- Directions for this task
Note how many lines contain "year" and give that number, with nothing else.

▬▬▬▬▬▬▬▬▬▬

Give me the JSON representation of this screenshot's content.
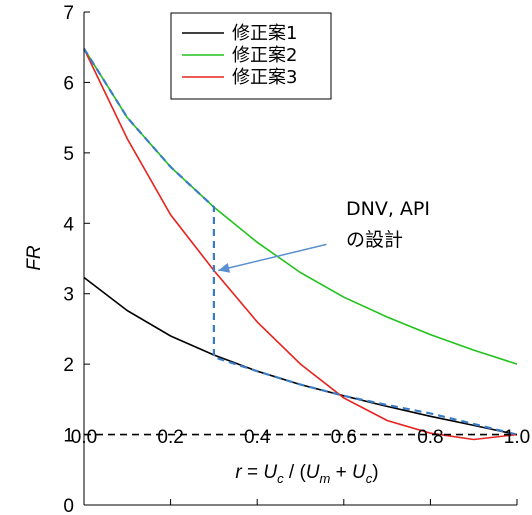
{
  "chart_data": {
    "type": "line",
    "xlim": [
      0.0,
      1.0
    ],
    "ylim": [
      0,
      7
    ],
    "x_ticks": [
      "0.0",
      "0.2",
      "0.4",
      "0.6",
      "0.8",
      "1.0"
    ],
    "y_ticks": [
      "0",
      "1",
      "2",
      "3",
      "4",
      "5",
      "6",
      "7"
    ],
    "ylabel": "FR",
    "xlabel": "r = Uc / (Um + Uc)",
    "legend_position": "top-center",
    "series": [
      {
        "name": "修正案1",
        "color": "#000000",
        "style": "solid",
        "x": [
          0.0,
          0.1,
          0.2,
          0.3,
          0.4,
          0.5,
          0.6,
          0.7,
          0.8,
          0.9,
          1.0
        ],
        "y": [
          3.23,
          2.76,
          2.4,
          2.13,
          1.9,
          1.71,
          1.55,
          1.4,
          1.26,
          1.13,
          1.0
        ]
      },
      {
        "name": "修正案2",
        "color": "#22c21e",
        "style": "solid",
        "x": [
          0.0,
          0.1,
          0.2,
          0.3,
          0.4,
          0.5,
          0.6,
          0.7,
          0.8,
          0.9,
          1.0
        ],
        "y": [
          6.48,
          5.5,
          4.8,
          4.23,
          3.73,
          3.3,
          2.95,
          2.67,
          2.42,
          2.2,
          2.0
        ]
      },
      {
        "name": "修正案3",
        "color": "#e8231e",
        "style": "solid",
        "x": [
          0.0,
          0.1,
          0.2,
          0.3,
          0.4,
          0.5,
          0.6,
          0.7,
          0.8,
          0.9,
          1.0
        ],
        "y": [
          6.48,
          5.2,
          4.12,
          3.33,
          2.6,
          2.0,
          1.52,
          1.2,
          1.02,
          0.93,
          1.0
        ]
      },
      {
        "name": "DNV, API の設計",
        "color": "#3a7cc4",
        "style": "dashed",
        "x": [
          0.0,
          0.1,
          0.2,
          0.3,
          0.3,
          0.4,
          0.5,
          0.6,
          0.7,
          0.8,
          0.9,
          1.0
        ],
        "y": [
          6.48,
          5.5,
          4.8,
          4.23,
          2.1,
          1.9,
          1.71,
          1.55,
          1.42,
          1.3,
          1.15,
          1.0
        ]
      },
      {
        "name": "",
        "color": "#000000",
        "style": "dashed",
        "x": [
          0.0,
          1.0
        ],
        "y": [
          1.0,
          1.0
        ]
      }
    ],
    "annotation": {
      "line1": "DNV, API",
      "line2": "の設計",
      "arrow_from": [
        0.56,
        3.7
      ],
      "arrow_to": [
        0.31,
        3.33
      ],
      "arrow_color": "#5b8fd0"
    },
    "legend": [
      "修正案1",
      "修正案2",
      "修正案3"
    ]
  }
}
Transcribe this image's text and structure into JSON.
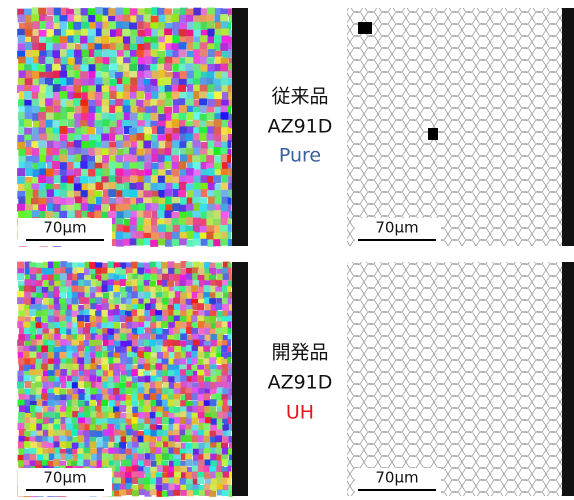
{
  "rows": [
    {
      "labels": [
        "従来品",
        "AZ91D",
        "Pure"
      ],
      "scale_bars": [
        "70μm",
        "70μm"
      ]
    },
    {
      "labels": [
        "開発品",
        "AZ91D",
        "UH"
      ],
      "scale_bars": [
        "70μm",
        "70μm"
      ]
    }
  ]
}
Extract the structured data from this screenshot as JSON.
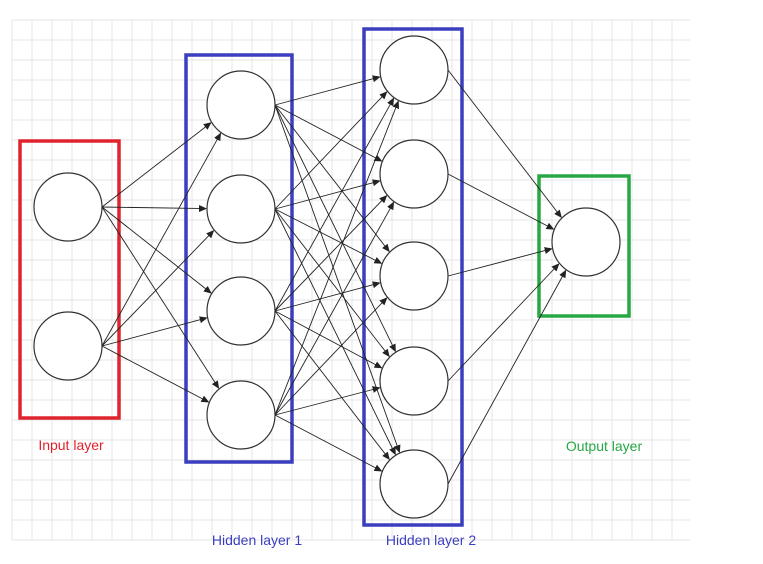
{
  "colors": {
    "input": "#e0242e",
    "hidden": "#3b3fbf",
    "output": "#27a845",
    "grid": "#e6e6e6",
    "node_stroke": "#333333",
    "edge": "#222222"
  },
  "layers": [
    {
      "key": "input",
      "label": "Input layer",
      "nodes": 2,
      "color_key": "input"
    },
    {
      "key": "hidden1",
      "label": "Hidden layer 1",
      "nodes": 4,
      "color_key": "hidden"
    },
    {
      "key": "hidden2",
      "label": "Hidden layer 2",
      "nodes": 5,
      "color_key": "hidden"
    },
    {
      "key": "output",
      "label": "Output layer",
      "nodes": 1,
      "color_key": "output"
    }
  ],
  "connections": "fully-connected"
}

▬▬▬▬▬▬▬▬▬▬

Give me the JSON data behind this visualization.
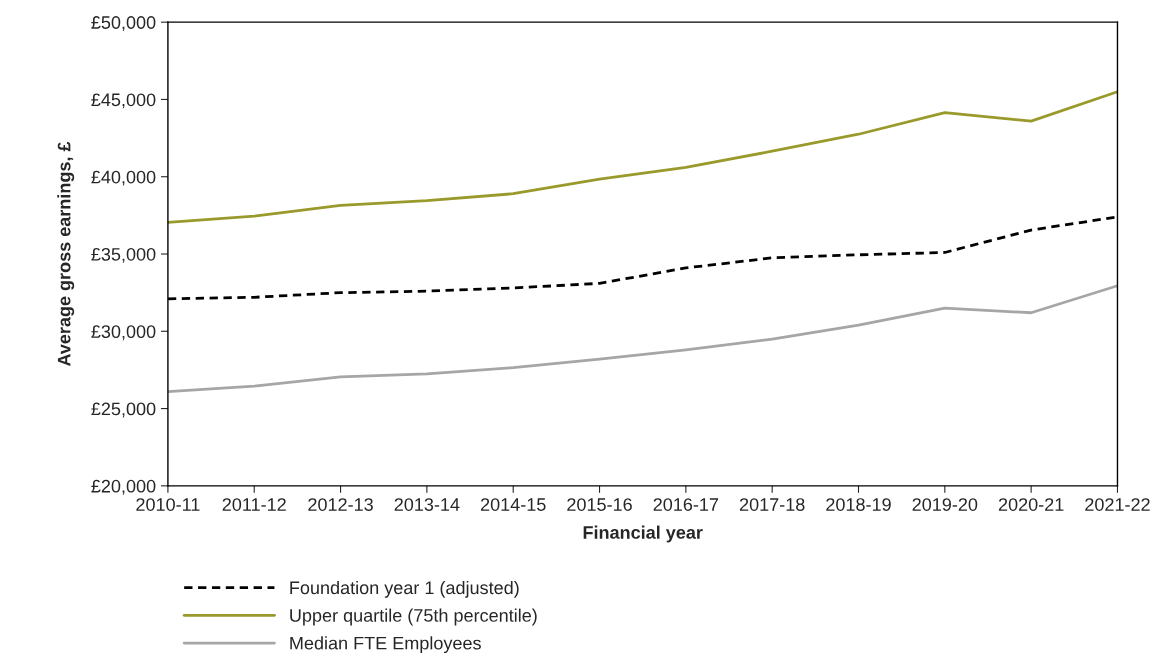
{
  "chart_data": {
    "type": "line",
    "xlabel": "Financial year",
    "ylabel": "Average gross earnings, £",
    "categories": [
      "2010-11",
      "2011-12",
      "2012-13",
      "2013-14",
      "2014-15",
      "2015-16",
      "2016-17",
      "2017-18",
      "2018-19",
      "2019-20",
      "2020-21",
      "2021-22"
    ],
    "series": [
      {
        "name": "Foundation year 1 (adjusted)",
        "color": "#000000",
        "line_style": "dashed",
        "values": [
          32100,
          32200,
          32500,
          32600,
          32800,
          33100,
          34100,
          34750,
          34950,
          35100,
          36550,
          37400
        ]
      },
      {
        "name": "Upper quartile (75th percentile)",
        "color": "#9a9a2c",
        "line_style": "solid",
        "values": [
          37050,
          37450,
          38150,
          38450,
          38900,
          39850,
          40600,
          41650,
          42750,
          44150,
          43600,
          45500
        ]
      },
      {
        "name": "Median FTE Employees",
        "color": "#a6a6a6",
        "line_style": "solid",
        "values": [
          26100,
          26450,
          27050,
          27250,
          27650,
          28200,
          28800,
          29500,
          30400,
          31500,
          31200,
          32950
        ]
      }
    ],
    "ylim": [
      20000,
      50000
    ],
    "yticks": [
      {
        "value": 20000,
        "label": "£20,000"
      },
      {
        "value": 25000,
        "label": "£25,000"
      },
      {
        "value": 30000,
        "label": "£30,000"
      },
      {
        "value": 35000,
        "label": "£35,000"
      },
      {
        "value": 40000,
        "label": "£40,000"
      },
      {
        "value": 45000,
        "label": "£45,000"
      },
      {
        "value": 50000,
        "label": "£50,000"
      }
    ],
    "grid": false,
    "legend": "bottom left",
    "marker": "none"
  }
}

▬▬▬▬▬▬▬▬▬▬

- Correct output
2